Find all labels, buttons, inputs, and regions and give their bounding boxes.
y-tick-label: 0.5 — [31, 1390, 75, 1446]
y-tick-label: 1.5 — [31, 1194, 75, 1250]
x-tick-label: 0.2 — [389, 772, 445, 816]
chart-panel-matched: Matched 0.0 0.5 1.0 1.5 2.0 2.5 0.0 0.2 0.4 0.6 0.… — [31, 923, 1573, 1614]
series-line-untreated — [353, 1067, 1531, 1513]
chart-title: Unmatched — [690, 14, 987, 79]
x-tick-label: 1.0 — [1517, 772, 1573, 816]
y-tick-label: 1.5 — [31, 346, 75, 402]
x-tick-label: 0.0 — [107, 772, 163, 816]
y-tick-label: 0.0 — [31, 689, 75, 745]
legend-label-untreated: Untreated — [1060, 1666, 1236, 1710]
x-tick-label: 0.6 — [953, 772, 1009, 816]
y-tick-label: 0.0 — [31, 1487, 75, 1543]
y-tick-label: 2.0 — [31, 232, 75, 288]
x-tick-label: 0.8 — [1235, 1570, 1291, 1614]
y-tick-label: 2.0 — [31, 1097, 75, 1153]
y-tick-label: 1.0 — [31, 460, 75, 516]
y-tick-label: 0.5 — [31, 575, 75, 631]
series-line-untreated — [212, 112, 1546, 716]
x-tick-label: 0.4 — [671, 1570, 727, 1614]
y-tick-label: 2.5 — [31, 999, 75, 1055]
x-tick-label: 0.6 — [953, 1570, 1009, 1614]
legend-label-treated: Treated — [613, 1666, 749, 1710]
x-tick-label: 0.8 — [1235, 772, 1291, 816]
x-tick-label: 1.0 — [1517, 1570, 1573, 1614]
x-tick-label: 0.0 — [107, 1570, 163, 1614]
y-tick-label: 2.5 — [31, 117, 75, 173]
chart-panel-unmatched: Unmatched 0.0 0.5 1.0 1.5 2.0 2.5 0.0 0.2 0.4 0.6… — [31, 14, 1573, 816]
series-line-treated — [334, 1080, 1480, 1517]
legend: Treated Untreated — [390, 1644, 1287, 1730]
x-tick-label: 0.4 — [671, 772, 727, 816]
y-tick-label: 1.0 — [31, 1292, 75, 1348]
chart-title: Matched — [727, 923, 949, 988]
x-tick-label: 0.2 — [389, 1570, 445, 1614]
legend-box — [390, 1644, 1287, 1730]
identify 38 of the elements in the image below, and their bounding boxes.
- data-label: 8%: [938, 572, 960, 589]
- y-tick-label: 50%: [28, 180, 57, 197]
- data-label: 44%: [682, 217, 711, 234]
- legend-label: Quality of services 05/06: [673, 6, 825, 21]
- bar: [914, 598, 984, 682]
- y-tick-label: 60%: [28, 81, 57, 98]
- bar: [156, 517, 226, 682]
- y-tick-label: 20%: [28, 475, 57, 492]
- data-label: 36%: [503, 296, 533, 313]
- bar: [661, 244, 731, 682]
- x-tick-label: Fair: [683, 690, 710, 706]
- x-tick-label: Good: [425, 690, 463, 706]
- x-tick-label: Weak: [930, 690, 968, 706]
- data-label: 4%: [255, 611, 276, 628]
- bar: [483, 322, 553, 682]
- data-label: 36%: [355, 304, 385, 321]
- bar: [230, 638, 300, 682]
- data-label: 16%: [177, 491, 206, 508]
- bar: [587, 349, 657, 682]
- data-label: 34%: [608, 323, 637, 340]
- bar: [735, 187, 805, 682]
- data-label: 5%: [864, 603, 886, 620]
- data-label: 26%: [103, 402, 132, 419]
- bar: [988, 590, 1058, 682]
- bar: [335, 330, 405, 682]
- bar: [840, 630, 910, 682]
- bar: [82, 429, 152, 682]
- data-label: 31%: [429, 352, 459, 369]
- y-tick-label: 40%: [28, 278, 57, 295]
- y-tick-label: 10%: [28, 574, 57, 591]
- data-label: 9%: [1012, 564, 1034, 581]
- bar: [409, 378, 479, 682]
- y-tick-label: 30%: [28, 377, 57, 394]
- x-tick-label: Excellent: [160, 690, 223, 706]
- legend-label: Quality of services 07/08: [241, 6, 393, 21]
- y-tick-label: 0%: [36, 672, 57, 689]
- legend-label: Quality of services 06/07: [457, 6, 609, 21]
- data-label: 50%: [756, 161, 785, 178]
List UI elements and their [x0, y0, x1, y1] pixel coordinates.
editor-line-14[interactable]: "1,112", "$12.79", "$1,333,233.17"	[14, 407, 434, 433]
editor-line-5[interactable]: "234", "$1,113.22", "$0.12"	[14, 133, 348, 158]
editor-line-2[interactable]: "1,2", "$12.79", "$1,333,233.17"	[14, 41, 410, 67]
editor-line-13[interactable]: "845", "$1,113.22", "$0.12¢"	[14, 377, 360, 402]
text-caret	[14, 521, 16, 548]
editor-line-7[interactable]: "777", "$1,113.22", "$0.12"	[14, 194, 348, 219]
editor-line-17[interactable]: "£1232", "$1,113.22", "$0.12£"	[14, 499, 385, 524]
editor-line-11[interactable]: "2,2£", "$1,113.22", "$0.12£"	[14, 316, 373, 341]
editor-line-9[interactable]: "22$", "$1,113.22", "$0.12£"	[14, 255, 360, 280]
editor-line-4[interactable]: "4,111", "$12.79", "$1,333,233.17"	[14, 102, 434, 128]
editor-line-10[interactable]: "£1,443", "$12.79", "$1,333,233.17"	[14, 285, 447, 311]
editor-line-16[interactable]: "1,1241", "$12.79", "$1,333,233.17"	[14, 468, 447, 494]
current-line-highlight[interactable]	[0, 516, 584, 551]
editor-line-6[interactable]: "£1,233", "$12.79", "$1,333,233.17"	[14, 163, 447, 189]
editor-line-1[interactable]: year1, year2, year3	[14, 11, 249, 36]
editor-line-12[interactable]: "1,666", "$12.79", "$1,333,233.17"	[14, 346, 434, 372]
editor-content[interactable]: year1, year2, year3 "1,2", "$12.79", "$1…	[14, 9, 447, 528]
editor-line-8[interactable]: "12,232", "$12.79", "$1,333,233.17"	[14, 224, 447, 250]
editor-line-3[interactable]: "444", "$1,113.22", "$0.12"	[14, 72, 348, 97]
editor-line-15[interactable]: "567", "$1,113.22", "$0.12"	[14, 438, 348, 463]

Job: Recast every line of the records above as a numbered list, leaving out any blank lines.

Result for this task:
1. Find all labels, buttons, inputs, and regions and give their bounding boxes.
2. y-tick-label: 0.5 — [31, 1390, 75, 1446]
3. y-tick-label: 1.5 — [31, 1194, 75, 1250]
4. x-tick-label: 0.2 — [389, 772, 445, 816]
5. chart-panel-matched: Matched 0.0 0.5 1.0 1.5 2.0 2.5 0.0 0.2 0.4 0.6 0.… — [31, 923, 1573, 1614]
6. series-line-untreated — [353, 1067, 1531, 1513]
7. chart-title: Unmatched — [690, 14, 987, 79]
8. x-tick-label: 1.0 — [1517, 772, 1573, 816]
9. y-tick-label: 1.5 — [31, 346, 75, 402]
10. x-tick-label: 0.0 — [107, 772, 163, 816]
11. y-tick-label: 0.0 — [31, 689, 75, 745]
12. legend-label-untreated: Untreated — [1060, 1666, 1236, 1710]
13. x-tick-label: 0.6 — [953, 772, 1009, 816]
14. y-tick-label: 0.0 — [31, 1487, 75, 1543]
15. y-tick-label: 2.0 — [31, 232, 75, 288]
16. x-tick-label: 0.8 — [1235, 1570, 1291, 1614]
17. y-tick-label: 2.0 — [31, 1097, 75, 1153]
18. y-tick-label: 1.0 — [31, 460, 75, 516]
19. y-tick-label: 0.5 — [31, 575, 75, 631]
20. series-line-untreated — [212, 112, 1546, 716]
21. x-tick-label: 0.4 — [671, 1570, 727, 1614]
22. y-tick-label: 2.5 — [31, 999, 75, 1055]
23. x-tick-label: 0.6 — [953, 1570, 1009, 1614]
24. legend-label-treated: Treated — [613, 1666, 749, 1710]
25. x-tick-label: 0.8 — [1235, 772, 1291, 816]
26. x-tick-label: 1.0 — [1517, 1570, 1573, 1614]
27. x-tick-label: 0.0 — [107, 1570, 163, 1614]
28. y-tick-label: 2.5 — [31, 117, 75, 173]
29. chart-panel-unmatched: Unmatched 0.0 0.5 1.0 1.5 2.0 2.5 0.0 0.2 0.4 0.6… — [31, 14, 1573, 816]
30. series-line-treated — [334, 1080, 1480, 1517]
31. legend: Treated Untreated — [390, 1644, 1287, 1730]
32. x-tick-label: 0.4 — [671, 772, 727, 816]
33. y-tick-label: 1.0 — [31, 1292, 75, 1348]
34. chart-title: Matched — [727, 923, 949, 988]
35. x-tick-label: 0.2 — [389, 1570, 445, 1614]
36. legend-box — [390, 1644, 1287, 1730]
37. identify 38 of the elements in the image below, and their bounding boxes.
38. - data-label: 8%: [938, 572, 960, 589]
39. - y-tick-label: 50%: [28, 180, 57, 197]
40. - data-label: 44%: [682, 217, 711, 234]
41. - legend-label: Quality of services 05/06: [673, 6, 825, 21]
42. - bar: [914, 598, 984, 682]
43. - y-tick-label: 60%: [28, 81, 57, 98]
44. - bar: [156, 517, 226, 682]
45. - y-tick-label: 20%: [28, 475, 57, 492]
46. - data-label: 36%: [503, 296, 533, 313]
47. - bar: [661, 244, 731, 682]
48. - x-tick-label: Fair: [683, 690, 710, 706]
49. - x-tick-label: Good: [425, 690, 463, 706]
50. - x-tick-label: Weak: [930, 690, 968, 706]
51. - data-label: 4%: [255, 611, 276, 628]
52. - bar: [483, 322, 553, 682]
53. - data-label: 36%: [355, 304, 385, 321]
54. - bar: [230, 638, 300, 682]
55. - data-label: 16%: [177, 491, 206, 508]
56. - bar: [587, 349, 657, 682]
57. - data-label: 34%: [608, 323, 637, 340]
58. - bar: [735, 187, 805, 682]
59. - data-label: 5%: [864, 603, 886, 620]
60. - data-label: 26%: [103, 402, 132, 419]
61. - bar: [988, 590, 1058, 682]
62. - bar: [335, 330, 405, 682]
63. - bar: [840, 630, 910, 682]
64. - bar: [82, 429, 152, 682]
65. - data-label: 31%: [429, 352, 459, 369]
66. - y-tick-label: 40%: [28, 278, 57, 295]
67. - y-tick-label: 10%: [28, 574, 57, 591]
68. - data-label: 9%: [1012, 564, 1034, 581]
69. - bar: [409, 378, 479, 682]
70. - y-tick-label: 30%: [28, 377, 57, 394]
71. - x-tick-label: Excellent: [160, 690, 223, 706]
72. - legend-label: Quality of services 07/08: [241, 6, 393, 21]
73. - y-tick-label: 0%: [36, 672, 57, 689]
74. - legend-label: Quality of services 06/07: [457, 6, 609, 21]
75. - data-label: 50%: [756, 161, 785, 178]
76. List UI elements and their [x0, y0, x1, y1] pixel coordinates.
77. editor-line-14[interactable]: "1,112", "$12.79", "$1,333,233.17"	[14, 407, 434, 433]
78. editor-line-5[interactable]: "234", "$1,113.22", "$0.12"	[14, 133, 348, 158]
79. editor-line-2[interactable]: "1,2", "$12.79", "$1,333,233.17"	[14, 41, 410, 67]
80. editor-line-13[interactable]: "845", "$1,113.22", "$0.12¢"	[14, 377, 360, 402]
81. text-caret	[14, 521, 16, 548]
82. editor-line-7[interactable]: "777", "$1,113.22", "$0.12"	[14, 194, 348, 219]
83. editor-line-17[interactable]: "£1232", "$1,113.22", "$0.12£"	[14, 499, 385, 524]
84. editor-line-11[interactable]: "2,2£", "$1,113.22", "$0.12£"	[14, 316, 373, 341]
85. editor-line-9[interactable]: "22$", "$1,113.22", "$0.12£"	[14, 255, 360, 280]
86. editor-line-4[interactable]: "4,111", "$12.79", "$1,333,233.17"	[14, 102, 434, 128]
87. editor-line-10[interactable]: "£1,443", "$12.79", "$1,333,233.17"	[14, 285, 447, 311]
88. editor-line-16[interactable]: "1,1241", "$12.79", "$1,333,233.17"	[14, 468, 447, 494]
89. current-line-highlight[interactable]	[0, 516, 584, 551]
90. editor-line-6[interactable]: "£1,233", "$12.79", "$1,333,233.17"	[14, 163, 447, 189]
91. editor-line-1[interactable]: year1, year2, year3	[14, 11, 249, 36]
92. editor-line-12[interactable]: "1,666", "$12.79", "$1,333,233.17"	[14, 346, 434, 372]
93. editor-content[interactable]: year1, year2, year3 "1,2", "$12.79", "$1…	[14, 9, 447, 528]
94. editor-line-8[interactable]: "12,232", "$12.79", "$1,333,233.17"	[14, 224, 447, 250]
95. editor-line-3[interactable]: "444", "$1,113.22", "$0.12"	[14, 72, 348, 97]
96. editor-line-15[interactable]: "567", "$1,113.22", "$0.12"	[14, 438, 348, 463]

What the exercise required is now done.